[start MATERIAL SHOWN]

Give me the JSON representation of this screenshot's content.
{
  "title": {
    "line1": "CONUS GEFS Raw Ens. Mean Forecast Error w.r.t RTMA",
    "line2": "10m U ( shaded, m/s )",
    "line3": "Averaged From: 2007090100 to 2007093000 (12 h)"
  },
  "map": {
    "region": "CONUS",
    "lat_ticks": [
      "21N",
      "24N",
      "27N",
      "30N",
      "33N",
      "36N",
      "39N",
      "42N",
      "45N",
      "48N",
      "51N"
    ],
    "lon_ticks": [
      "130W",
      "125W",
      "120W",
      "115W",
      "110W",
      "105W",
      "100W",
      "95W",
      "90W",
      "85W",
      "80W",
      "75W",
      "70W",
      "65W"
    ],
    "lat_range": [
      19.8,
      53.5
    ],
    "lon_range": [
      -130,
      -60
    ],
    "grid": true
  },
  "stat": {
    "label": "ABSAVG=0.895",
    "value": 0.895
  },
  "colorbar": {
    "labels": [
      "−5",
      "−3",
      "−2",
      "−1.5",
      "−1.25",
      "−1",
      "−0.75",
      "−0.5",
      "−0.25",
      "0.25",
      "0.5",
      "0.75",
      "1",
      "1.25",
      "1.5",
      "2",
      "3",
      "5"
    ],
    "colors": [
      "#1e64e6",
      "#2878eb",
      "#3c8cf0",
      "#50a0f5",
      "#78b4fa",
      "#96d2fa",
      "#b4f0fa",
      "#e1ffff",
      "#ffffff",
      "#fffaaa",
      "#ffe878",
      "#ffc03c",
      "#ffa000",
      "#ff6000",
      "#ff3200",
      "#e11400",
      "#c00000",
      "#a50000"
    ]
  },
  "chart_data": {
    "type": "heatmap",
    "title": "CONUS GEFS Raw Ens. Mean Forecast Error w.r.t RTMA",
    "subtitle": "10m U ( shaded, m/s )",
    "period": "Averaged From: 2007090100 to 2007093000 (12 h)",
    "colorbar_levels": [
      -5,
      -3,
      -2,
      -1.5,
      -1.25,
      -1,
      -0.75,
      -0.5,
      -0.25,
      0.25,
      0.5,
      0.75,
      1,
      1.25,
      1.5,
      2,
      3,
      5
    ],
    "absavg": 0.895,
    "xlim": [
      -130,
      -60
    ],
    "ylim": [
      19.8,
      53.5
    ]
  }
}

[end MATERIAL SHOWN]

## WHAT YOU HAVE TO DO:
List every line in the records above that contains the word "shaded".

## SOLUTION TO THE EXERCISE:
    "line2": "10m U ( shaded, m/s )",
    "subtitle": "10m U ( shaded, m/s )",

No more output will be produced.